**Task objective:** Return the material exactly as supplied, apart from the pictures, which are omitted.

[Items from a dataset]
------------
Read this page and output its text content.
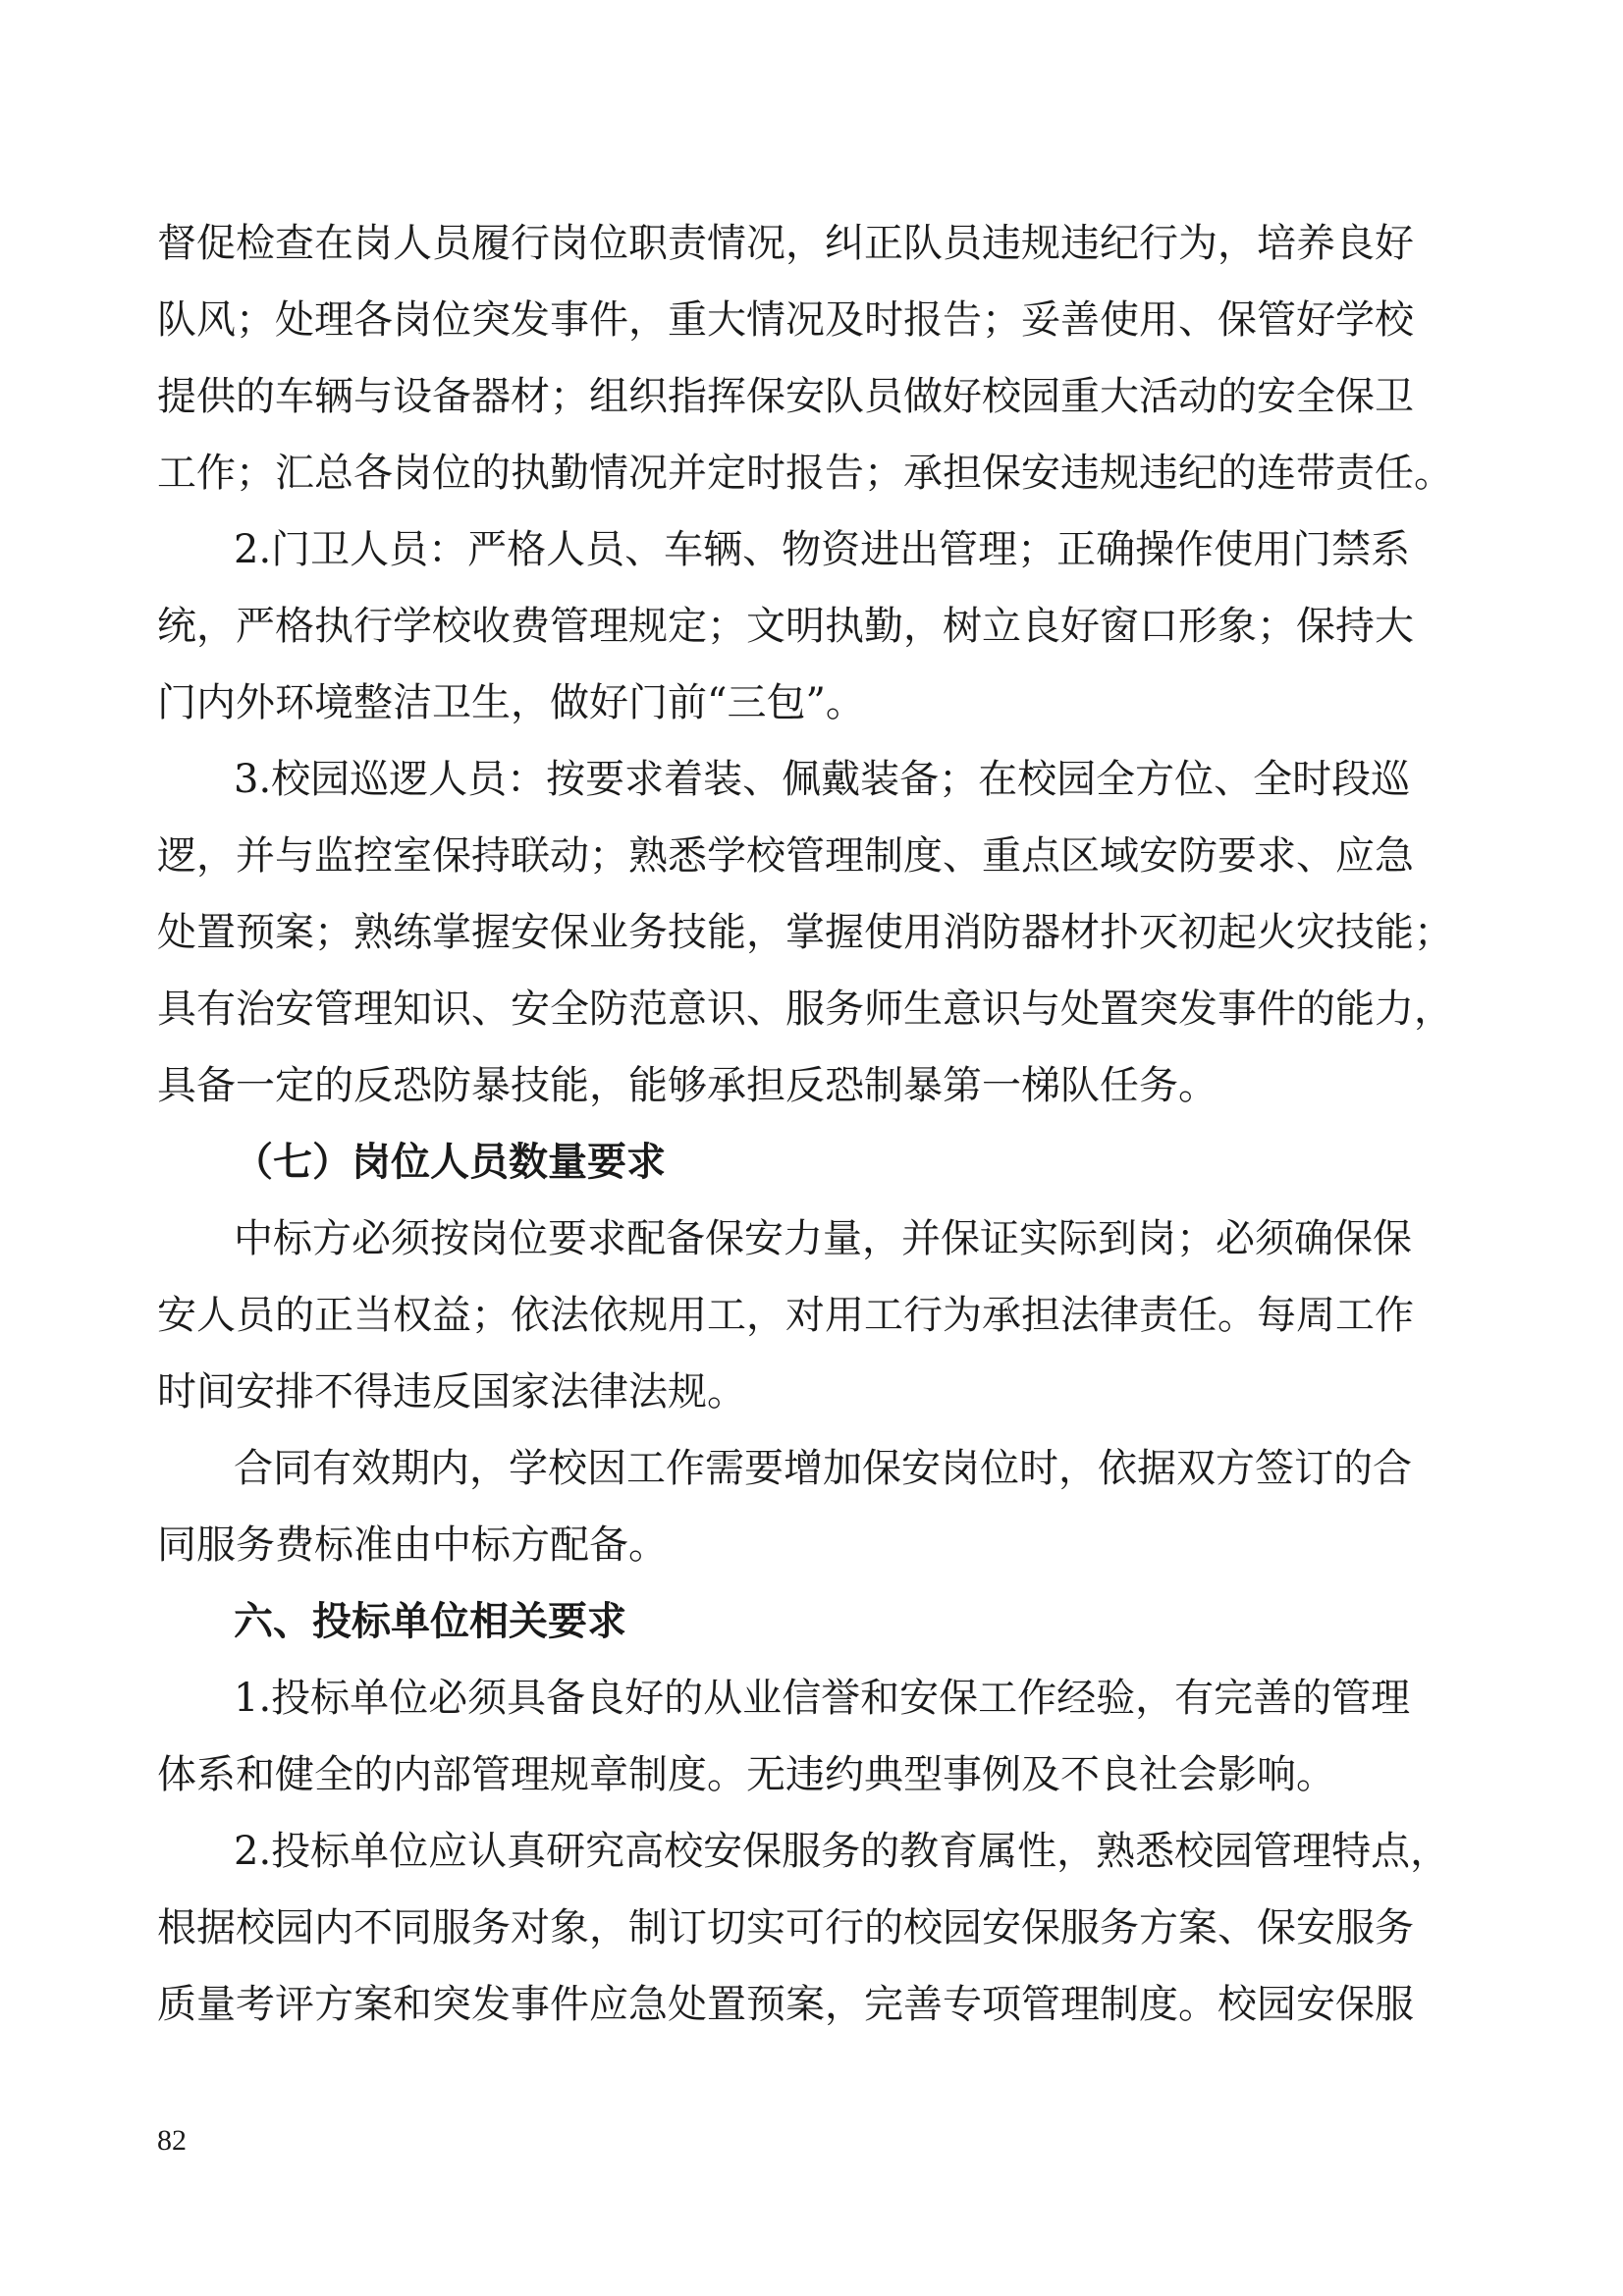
督促检查在岗人员履行岗位职责情况，纠正队员违规违纪行为，培养良好
队风；处理各岗位突发事件，重大情况及时报告；妥善使用、保管好学校
提供的车辆与设备器材；组织指挥保安队员做好校园重大活动的安全保卫
工作；汇总各岗位的执勤情况并定时报告；承担保安违规违纪的连带责任。
2.门卫人员：严格人员、车辆、物资进出管理；正确操作使用门禁系
统，严格执行学校收费管理规定；文明执勤，树立良好窗口形象；保持大
门内外环境整洁卫生，做好门前“三包”。
3.校园巡逻人员：按要求着装、佩戴装备；在校园全方位、全时段巡
逻，并与监控室保持联动；熟悉学校管理制度、重点区域安防要求、应急
处置预案；熟练掌握安保业务技能，掌握使用消防器材扑灭初起火灾技能；
具有治安管理知识、安全防范意识、服务师生意识与处置突发事件的能力，
具备一定的反恐防暴技能，能够承担反恐制暴第一梯队任务。
（七）岗位人员数量要求
中标方必须按岗位要求配备保安力量，并保证实际到岗；必须确保保
安人员的正当权益；依法依规用工，对用工行为承担法律责任。每周工作
时间安排不得违反国家法律法规。
合同有效期内，学校因工作需要增加保安岗位时，依据双方签订的合
同服务费标准由中标方配备。
六、投标单位相关要求
1.投标单位必须具备良好的从业信誉和安保工作经验，有完善的管理
体系和健全的内部管理规章制度。无违约典型事例及不良社会影响。
2.投标单位应认真研究高校安保服务的教育属性，熟悉校园管理特点，
根据校园内不同服务对象，制订切实可行的校园安保服务方案、保安服务
质量考评方案和突发事件应急处置预案，完善专项管理制度。校园安保服
82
------------
**Response to this exercise:**
Read this page and output its text content.
督促检查在岗人员履行岗位职责情况，纠正队员违规违纪行为，培养良好
队风；处理各岗位突发事件，重大情况及时报告；妥善使用、保管好学校
提供的车辆与设备器材；组织指挥保安队员做好校园重大活动的安全保卫
工作；汇总各岗位的执勤情况并定时报告；承担保安违规违纪的连带责任。
2.门卫人员：严格人员、车辆、物资进出管理；正确操作使用门禁系
统，严格执行学校收费管理规定；文明执勤，树立良好窗口形象；保持大
门内外环境整洁卫生，做好门前“三包”。
3.校园巡逻人员：按要求着装、佩戴装备；在校园全方位、全时段巡
逻，并与监控室保持联动；熟悉学校管理制度、重点区域安防要求、应急
处置预案；熟练掌握安保业务技能，掌握使用消防器材扑灭初起火灾技能；
具有治安管理知识、安全防范意识、服务师生意识与处置突发事件的能力，
具备一定的反恐防暴技能，能够承担反恐制暴第一梯队任务。
（七）岗位人员数量要求
中标方必须按岗位要求配备保安力量，并保证实际到岗；必须确保保
安人员的正当权益；依法依规用工，对用工行为承担法律责任。每周工作
时间安排不得违反国家法律法规。
合同有效期内，学校因工作需要增加保安岗位时，依据双方签订的合
同服务费标准由中标方配备。
六、投标单位相关要求
1.投标单位必须具备良好的从业信誉和安保工作经验，有完善的管理
体系和健全的内部管理规章制度。无违约典型事例及不良社会影响。
2.投标单位应认真研究高校安保服务的教育属性，熟悉校园管理特点，
根据校园内不同服务对象，制订切实可行的校园安保服务方案、保安服务
质量考评方案和突发事件应急处置预案，完善专项管理制度。校园安保服
82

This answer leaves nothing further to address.